Required work
Transcribe every entry word for word, leaving out all images.

Data
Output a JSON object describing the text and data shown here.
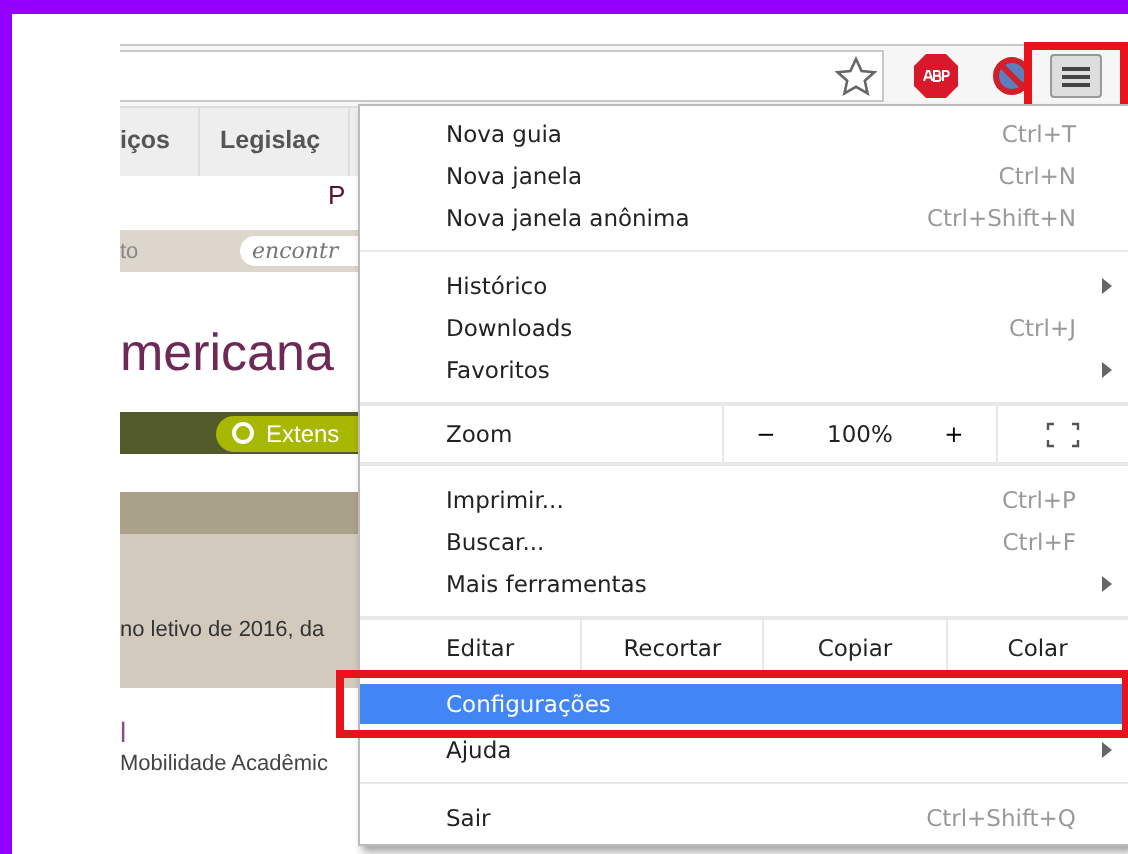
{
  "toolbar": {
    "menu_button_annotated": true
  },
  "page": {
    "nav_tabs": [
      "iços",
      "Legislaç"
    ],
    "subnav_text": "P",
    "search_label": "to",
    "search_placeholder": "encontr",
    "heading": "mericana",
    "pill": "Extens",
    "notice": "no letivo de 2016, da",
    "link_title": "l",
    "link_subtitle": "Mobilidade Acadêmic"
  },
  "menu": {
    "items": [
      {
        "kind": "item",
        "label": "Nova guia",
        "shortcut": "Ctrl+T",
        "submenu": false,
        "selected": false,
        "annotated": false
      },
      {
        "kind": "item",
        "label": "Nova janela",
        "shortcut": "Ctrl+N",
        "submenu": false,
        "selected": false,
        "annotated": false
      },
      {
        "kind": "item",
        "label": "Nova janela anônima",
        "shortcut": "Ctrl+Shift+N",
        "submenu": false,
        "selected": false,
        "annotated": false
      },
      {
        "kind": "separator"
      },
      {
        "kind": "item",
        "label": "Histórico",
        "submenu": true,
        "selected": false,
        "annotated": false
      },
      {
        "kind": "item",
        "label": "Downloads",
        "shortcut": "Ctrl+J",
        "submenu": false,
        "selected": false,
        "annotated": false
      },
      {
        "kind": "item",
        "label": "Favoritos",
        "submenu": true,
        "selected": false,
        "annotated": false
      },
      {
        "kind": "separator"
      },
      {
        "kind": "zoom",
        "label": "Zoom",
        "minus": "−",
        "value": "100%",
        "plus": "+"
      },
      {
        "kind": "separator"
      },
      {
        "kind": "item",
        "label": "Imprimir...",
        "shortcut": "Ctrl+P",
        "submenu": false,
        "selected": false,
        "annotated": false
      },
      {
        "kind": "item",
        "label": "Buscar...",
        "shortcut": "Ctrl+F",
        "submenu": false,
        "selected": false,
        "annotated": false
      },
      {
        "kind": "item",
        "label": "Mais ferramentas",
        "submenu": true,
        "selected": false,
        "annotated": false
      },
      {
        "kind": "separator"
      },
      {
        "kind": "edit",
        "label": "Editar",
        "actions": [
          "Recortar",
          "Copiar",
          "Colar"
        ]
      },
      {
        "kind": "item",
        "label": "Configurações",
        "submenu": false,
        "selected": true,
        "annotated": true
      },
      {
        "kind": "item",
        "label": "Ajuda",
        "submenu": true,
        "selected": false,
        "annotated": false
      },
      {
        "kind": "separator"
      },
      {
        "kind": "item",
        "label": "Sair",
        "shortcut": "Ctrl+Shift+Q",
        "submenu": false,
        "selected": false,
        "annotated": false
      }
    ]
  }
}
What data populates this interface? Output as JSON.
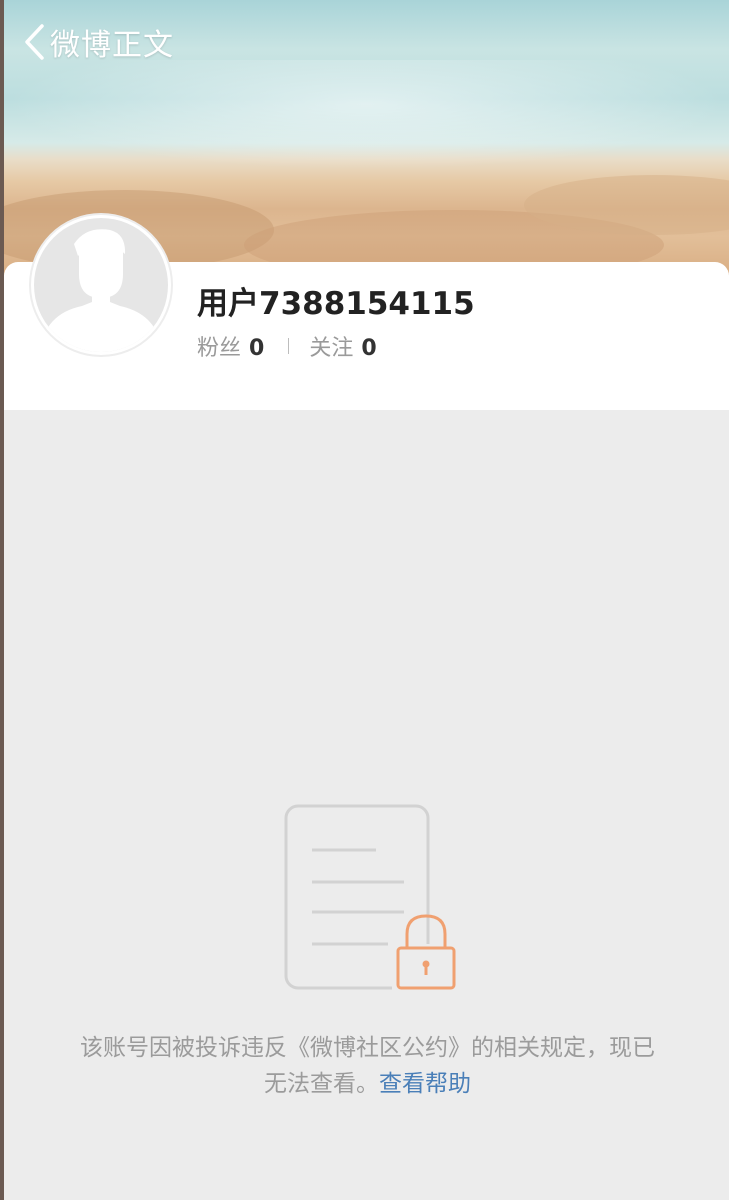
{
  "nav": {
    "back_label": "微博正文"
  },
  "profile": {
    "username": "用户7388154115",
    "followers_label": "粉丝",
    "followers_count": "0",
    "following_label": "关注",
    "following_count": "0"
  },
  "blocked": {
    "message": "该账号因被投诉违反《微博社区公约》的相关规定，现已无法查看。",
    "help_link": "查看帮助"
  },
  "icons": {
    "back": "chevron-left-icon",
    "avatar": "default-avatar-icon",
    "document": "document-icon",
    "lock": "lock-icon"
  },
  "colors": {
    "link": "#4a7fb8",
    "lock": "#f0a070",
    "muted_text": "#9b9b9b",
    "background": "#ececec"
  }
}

Result of this exercise
Output a JSON object describing the text and data shown here.
{
  "toolbar": {
    "menu_button_annotated": true
  },
  "page": {
    "nav_tabs": [
      "iços",
      "Legislaç"
    ],
    "subnav_text": "P",
    "search_label": "to",
    "search_placeholder": "encontr",
    "heading": "mericana",
    "pill": "Extens",
    "notice": "no letivo de 2016, da",
    "link_title": "l",
    "link_subtitle": "Mobilidade Acadêmic"
  },
  "menu": {
    "items": [
      {
        "kind": "item",
        "label": "Nova guia",
        "shortcut": "Ctrl+T",
        "submenu": false,
        "selected": false,
        "annotated": false
      },
      {
        "kind": "item",
        "label": "Nova janela",
        "shortcut": "Ctrl+N",
        "submenu": false,
        "selected": false,
        "annotated": false
      },
      {
        "kind": "item",
        "label": "Nova janela anônima",
        "shortcut": "Ctrl+Shift+N",
        "submenu": false,
        "selected": false,
        "annotated": false
      },
      {
        "kind": "separator"
      },
      {
        "kind": "item",
        "label": "Histórico",
        "submenu": true,
        "selected": false,
        "annotated": false
      },
      {
        "kind": "item",
        "label": "Downloads",
        "shortcut": "Ctrl+J",
        "submenu": false,
        "selected": false,
        "annotated": false
      },
      {
        "kind": "item",
        "label": "Favoritos",
        "submenu": true,
        "selected": false,
        "annotated": false
      },
      {
        "kind": "separator"
      },
      {
        "kind": "zoom",
        "label": "Zoom",
        "minus": "−",
        "value": "100%",
        "plus": "+"
      },
      {
        "kind": "separator"
      },
      {
        "kind": "item",
        "label": "Imprimir...",
        "shortcut": "Ctrl+P",
        "submenu": false,
        "selected": false,
        "annotated": false
      },
      {
        "kind": "item",
        "label": "Buscar...",
        "shortcut": "Ctrl+F",
        "submenu": false,
        "selected": false,
        "annotated": false
      },
      {
        "kind": "item",
        "label": "Mais ferramentas",
        "submenu": true,
        "selected": false,
        "annotated": false
      },
      {
        "kind": "separator"
      },
      {
        "kind": "edit",
        "label": "Editar",
        "actions": [
          "Recortar",
          "Copiar",
          "Colar"
        ]
      },
      {
        "kind": "item",
        "label": "Configurações",
        "submenu": false,
        "selected": true,
        "annotated": true
      },
      {
        "kind": "item",
        "label": "Ajuda",
        "submenu": true,
        "selected": false,
        "annotated": false
      },
      {
        "kind": "separator"
      },
      {
        "kind": "item",
        "label": "Sair",
        "shortcut": "Ctrl+Shift+Q",
        "submenu": false,
        "selected": false,
        "annotated": false
      }
    ]
  }
}
What data populates this interface? Output as JSON.
{
  "nav": {
    "back_label": "微博正文"
  },
  "profile": {
    "username": "用户7388154115",
    "followers_label": "粉丝",
    "followers_count": "0",
    "following_label": "关注",
    "following_count": "0"
  },
  "blocked": {
    "message": "该账号因被投诉违反《微博社区公约》的相关规定，现已无法查看。",
    "help_link": "查看帮助"
  },
  "icons": {
    "back": "chevron-left-icon",
    "avatar": "default-avatar-icon",
    "document": "document-icon",
    "lock": "lock-icon"
  },
  "colors": {
    "link": "#4a7fb8",
    "lock": "#f0a070",
    "muted_text": "#9b9b9b",
    "background": "#ececec"
  }
}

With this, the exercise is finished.